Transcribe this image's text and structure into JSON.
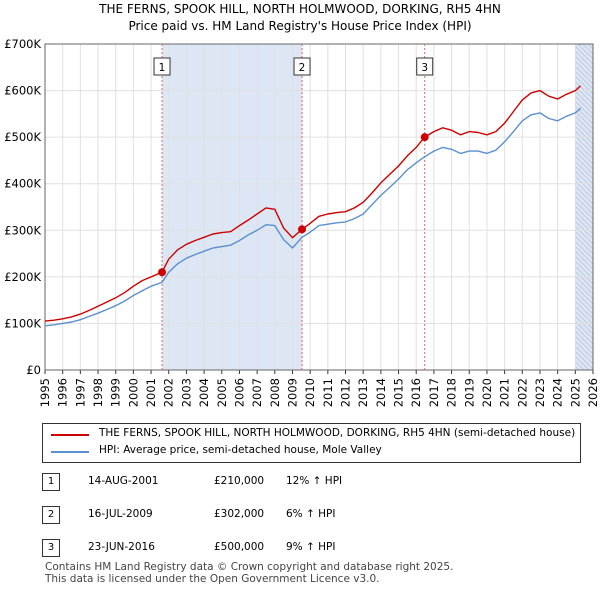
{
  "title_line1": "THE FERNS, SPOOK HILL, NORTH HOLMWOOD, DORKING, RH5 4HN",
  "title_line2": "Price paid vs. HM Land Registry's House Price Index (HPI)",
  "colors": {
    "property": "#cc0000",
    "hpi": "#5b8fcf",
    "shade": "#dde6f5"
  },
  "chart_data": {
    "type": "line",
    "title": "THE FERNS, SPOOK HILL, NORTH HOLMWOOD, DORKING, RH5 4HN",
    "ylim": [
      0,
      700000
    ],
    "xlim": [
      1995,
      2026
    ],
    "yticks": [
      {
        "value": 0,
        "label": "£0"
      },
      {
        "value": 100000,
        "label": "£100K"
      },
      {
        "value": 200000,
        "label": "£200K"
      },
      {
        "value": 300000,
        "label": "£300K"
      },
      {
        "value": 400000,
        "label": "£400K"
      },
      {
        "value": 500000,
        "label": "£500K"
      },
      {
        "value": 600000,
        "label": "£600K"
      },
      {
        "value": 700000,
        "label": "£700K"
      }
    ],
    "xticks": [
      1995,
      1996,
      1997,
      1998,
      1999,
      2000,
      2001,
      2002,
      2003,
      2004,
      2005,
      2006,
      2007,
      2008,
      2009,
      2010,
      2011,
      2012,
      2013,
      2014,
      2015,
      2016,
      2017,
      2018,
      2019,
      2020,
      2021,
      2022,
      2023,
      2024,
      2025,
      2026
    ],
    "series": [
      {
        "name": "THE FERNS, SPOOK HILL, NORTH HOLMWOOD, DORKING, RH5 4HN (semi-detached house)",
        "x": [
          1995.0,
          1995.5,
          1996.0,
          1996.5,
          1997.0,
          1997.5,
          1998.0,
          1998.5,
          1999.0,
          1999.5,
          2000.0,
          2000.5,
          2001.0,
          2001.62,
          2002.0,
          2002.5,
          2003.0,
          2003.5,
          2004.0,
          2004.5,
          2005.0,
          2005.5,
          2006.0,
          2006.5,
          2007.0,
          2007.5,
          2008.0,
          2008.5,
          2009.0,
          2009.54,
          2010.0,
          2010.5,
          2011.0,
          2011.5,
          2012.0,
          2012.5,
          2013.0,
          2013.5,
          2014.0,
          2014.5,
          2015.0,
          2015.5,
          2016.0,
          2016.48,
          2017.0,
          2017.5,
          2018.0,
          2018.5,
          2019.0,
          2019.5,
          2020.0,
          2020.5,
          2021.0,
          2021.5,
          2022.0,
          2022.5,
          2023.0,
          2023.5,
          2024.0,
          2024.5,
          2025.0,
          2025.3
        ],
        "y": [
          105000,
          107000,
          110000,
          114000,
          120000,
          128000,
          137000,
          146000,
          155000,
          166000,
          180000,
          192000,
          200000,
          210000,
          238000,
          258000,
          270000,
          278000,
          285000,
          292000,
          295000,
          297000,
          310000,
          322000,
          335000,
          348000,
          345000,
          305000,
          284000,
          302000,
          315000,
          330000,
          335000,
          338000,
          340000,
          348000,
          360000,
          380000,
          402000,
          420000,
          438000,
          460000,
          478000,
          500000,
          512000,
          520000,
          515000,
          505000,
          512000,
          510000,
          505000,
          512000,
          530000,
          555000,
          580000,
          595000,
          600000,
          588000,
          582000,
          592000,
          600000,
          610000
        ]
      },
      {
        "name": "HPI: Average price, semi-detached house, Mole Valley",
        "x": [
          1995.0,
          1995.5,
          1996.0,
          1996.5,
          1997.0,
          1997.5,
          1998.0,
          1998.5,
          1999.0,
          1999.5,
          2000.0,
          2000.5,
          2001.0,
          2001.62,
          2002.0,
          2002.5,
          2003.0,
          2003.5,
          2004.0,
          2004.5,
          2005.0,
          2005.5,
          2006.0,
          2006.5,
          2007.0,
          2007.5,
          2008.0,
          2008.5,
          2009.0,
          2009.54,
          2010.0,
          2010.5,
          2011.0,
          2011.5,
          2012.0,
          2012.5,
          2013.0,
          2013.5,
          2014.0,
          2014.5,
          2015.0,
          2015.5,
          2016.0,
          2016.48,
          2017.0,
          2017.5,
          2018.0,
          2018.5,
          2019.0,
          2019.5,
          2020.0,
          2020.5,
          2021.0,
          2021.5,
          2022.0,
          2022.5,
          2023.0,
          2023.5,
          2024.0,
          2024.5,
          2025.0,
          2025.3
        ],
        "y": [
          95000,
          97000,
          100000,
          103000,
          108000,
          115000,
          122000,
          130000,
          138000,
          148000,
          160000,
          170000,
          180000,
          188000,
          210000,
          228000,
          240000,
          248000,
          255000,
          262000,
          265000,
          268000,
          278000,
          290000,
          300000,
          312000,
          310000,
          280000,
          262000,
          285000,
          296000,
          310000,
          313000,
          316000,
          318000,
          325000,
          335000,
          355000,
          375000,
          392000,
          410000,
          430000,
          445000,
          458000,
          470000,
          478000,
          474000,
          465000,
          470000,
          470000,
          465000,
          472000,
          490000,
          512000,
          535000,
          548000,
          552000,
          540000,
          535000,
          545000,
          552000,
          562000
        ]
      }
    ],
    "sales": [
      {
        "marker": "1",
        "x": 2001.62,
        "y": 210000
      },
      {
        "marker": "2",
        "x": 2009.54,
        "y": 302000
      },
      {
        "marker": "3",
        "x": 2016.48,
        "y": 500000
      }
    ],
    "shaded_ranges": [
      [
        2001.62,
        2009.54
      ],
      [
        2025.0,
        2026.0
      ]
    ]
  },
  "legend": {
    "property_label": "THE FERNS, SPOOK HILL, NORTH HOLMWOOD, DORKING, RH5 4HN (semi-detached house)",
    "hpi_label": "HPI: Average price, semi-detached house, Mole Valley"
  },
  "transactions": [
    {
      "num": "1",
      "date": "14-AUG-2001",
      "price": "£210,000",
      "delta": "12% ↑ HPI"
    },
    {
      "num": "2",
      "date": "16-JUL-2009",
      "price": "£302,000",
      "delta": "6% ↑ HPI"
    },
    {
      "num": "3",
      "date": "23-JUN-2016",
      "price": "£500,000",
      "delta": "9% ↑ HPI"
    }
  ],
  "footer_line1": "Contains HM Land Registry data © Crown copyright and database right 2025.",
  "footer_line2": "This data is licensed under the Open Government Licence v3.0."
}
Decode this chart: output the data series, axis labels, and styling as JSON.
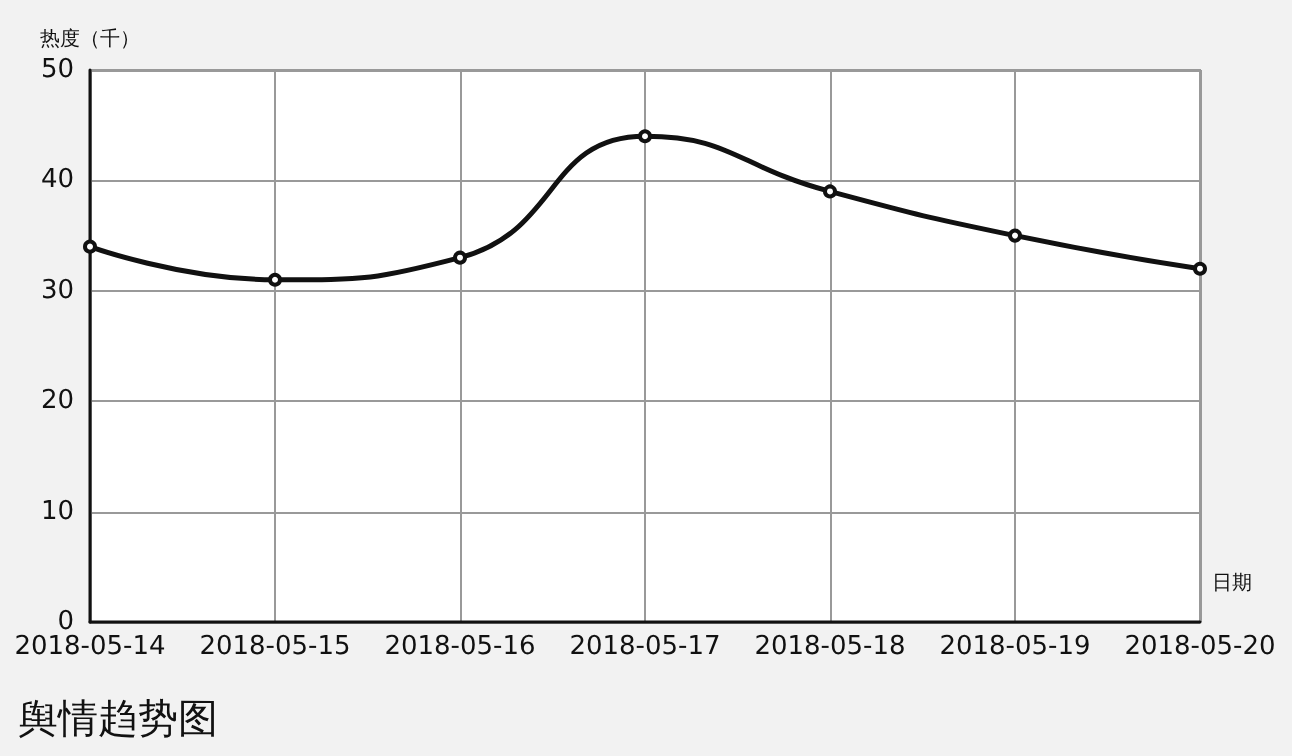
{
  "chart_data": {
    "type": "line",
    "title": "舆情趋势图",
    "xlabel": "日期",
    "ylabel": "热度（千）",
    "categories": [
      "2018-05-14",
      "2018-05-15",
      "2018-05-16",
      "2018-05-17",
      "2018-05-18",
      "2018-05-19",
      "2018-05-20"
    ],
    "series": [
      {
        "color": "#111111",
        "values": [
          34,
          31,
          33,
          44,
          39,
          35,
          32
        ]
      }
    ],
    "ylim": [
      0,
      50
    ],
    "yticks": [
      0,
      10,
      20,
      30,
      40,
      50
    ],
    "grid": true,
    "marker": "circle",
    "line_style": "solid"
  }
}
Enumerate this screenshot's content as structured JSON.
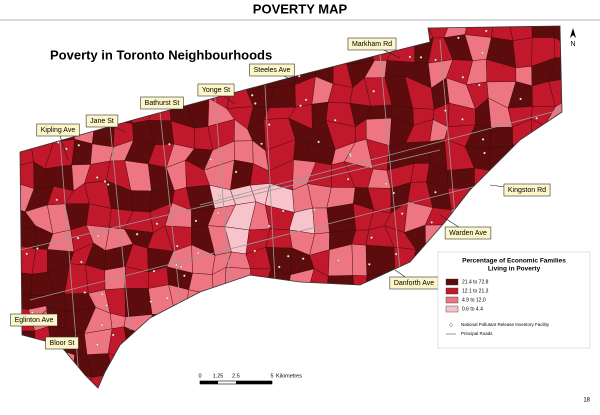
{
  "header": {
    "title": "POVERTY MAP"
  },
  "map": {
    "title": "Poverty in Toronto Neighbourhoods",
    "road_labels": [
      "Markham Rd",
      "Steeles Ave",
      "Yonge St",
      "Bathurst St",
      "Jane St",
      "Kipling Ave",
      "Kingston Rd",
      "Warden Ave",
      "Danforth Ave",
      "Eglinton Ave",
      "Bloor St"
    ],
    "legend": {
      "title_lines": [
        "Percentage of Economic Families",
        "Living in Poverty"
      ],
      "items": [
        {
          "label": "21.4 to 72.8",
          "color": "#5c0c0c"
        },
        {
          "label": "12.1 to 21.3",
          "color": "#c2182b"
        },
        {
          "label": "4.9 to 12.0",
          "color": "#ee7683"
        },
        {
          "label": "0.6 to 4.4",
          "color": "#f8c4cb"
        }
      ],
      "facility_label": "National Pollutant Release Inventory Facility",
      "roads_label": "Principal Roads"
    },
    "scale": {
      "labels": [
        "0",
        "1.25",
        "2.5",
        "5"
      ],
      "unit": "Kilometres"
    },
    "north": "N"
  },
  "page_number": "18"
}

YOUR GOAL »
Among the lines of the listing, how many hold the string "detached"? Respond with only the number.

EXPECTED ANSWER »
4